━━ Extracted data

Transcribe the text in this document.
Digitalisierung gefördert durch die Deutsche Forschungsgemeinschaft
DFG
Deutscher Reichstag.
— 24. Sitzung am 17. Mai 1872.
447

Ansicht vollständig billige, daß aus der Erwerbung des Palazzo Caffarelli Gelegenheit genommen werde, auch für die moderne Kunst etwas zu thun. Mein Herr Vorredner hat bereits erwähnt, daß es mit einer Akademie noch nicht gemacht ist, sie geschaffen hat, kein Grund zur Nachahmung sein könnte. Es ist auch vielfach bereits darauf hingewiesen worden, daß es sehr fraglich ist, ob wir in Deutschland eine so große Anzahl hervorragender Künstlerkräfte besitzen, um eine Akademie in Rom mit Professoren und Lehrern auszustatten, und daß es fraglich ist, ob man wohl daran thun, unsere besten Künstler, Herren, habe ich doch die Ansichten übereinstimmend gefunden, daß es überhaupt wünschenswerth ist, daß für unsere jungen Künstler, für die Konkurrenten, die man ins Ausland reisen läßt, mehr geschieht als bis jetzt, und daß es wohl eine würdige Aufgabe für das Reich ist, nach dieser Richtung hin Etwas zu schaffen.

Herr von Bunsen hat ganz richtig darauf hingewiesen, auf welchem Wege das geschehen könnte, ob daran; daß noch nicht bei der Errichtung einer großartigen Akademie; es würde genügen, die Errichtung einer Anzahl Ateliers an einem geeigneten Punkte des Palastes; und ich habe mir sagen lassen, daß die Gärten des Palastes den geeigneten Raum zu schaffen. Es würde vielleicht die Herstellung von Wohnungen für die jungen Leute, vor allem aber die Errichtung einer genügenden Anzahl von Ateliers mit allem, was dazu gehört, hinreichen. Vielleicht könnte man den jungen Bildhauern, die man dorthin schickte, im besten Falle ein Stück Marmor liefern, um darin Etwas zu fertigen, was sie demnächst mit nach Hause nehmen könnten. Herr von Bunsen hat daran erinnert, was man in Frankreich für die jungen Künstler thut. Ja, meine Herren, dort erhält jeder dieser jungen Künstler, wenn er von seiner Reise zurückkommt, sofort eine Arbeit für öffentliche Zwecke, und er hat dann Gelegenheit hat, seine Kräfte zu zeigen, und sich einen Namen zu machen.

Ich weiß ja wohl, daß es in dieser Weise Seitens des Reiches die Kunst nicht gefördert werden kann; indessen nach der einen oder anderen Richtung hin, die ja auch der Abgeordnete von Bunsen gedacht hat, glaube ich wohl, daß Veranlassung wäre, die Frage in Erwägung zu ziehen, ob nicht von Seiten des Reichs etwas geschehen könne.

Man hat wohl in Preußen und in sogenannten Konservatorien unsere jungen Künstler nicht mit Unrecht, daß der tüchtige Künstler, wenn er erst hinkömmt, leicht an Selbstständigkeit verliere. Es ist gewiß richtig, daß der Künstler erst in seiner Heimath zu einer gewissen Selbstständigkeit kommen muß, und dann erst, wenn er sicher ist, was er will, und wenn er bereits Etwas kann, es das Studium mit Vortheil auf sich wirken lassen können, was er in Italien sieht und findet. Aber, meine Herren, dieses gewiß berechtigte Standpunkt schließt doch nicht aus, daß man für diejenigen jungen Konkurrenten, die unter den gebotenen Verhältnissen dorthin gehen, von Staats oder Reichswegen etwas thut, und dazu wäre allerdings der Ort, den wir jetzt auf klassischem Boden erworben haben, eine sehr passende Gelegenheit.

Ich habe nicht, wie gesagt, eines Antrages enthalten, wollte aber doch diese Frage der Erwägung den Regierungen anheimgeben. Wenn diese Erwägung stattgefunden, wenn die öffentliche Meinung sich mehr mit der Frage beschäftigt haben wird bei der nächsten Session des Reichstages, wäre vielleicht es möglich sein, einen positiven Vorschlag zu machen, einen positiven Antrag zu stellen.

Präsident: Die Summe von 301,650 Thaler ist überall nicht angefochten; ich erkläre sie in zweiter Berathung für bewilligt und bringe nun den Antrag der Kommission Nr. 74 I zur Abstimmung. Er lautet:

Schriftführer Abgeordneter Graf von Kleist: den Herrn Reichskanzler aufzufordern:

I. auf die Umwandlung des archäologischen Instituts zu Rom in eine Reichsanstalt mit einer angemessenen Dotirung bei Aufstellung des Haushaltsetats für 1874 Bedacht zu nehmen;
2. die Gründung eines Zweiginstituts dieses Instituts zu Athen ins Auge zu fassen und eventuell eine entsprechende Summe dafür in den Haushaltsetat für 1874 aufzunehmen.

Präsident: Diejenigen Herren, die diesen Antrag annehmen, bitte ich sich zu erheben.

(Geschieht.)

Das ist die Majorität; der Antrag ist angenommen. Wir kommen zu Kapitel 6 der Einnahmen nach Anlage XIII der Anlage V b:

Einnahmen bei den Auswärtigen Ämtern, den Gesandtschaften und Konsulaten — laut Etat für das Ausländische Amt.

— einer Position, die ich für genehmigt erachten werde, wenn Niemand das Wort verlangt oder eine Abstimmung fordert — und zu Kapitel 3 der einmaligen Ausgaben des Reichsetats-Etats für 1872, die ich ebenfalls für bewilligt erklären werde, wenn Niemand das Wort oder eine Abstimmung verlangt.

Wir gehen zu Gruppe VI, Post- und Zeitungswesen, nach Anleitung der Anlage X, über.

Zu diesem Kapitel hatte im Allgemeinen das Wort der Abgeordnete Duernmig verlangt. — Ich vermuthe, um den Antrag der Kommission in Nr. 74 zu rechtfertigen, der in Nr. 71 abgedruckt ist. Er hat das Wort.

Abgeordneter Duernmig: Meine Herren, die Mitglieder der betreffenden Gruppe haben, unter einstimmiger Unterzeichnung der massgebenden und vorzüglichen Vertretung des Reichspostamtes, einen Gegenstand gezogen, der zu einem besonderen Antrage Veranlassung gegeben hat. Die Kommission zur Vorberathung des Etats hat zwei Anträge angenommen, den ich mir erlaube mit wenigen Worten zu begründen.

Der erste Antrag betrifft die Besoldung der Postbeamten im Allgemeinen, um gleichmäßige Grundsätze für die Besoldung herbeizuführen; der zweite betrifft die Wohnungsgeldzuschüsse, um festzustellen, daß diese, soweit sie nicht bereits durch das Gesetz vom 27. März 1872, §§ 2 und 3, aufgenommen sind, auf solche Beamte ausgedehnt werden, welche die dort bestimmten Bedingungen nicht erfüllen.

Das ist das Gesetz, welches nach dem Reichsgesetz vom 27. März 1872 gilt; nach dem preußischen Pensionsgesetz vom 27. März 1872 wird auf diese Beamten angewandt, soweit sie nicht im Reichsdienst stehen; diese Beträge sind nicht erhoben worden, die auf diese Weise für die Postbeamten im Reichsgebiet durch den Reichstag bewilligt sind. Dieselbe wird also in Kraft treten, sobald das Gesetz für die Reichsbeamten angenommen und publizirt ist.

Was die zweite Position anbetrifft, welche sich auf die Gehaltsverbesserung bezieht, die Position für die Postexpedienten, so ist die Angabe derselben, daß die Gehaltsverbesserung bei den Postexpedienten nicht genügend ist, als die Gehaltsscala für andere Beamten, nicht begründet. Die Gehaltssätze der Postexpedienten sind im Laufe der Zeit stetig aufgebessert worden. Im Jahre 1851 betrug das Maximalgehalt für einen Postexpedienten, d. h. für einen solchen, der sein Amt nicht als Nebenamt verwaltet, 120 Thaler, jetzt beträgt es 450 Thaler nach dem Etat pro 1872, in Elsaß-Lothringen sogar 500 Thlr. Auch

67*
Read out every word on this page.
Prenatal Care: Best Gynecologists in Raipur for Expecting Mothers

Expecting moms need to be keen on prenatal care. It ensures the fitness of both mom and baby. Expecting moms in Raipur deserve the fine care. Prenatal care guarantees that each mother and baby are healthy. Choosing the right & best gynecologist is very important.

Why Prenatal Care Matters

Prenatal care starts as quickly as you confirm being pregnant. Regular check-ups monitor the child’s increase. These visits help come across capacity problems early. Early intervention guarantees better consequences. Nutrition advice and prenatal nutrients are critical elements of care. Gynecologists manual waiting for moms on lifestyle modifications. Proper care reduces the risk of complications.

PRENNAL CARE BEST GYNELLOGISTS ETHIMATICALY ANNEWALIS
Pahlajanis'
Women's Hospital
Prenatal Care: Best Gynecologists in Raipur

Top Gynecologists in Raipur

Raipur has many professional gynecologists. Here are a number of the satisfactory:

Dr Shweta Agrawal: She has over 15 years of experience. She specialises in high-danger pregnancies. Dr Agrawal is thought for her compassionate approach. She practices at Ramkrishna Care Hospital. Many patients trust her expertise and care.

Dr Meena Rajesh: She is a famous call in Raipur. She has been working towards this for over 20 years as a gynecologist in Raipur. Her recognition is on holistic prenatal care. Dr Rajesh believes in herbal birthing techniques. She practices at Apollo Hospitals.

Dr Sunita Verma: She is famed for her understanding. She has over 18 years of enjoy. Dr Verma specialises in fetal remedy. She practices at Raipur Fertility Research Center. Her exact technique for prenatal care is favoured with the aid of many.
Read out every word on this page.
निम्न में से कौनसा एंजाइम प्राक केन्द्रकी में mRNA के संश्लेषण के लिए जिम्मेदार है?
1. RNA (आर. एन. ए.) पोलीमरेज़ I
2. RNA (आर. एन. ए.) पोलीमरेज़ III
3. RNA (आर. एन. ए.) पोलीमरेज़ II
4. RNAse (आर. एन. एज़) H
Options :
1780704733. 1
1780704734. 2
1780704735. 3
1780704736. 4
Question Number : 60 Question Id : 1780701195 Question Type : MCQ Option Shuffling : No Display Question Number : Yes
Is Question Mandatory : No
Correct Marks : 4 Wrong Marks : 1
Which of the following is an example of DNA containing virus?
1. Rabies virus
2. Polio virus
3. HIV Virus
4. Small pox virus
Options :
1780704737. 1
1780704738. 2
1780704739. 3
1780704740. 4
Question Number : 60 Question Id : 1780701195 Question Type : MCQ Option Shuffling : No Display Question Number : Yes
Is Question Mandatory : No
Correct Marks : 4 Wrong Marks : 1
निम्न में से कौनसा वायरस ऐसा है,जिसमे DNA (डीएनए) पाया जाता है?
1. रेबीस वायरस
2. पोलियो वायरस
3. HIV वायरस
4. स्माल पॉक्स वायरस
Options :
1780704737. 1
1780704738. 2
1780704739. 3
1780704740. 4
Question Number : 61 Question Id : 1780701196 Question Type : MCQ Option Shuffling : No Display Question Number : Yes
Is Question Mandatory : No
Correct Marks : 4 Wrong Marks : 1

━━━━

▶ **Work task**:
Which lines of the data contain the string "Anlage"? Copy each one.

▶ **Answer**:
Das ist die Majorität; der Antrag ist angenommen. Wir kommen zu Kapitel 6 der Einnahmen nach Anlage XIII der Anlage V b:
Wir gehen zu Gruppe VI, Post- und Zeitungswesen, nach Anleitung der Anlage X, über.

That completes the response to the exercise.